[Supplied records]
____________

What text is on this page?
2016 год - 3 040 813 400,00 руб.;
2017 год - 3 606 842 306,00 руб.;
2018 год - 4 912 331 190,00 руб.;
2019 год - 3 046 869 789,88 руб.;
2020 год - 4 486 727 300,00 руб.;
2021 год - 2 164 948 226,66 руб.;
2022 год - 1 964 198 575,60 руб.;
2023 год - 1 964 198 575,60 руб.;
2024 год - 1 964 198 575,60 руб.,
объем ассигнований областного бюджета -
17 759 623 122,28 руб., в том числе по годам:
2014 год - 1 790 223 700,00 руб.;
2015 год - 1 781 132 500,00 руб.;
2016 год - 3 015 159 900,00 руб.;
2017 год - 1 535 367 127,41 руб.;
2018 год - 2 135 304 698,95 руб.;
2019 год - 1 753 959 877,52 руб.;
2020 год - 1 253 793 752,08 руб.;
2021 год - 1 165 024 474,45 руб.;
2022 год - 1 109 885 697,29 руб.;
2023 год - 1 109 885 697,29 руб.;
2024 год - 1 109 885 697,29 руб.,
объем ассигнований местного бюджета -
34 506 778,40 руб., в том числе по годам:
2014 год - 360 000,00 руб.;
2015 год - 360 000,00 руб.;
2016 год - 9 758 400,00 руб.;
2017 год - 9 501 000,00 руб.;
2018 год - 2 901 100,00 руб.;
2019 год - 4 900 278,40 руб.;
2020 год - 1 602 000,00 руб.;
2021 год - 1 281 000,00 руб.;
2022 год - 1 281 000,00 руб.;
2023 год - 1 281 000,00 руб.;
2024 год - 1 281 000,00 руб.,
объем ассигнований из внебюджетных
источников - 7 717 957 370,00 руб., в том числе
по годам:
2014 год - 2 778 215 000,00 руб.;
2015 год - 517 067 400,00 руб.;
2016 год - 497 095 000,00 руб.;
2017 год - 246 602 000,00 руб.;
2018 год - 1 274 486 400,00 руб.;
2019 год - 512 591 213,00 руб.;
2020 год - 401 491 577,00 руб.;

____________

[Task brief] Copy out each line in the listing that has the word "бюджета".

[Written solution]
объем ассигнований областного бюджета -
объем ассигнований местного бюджета -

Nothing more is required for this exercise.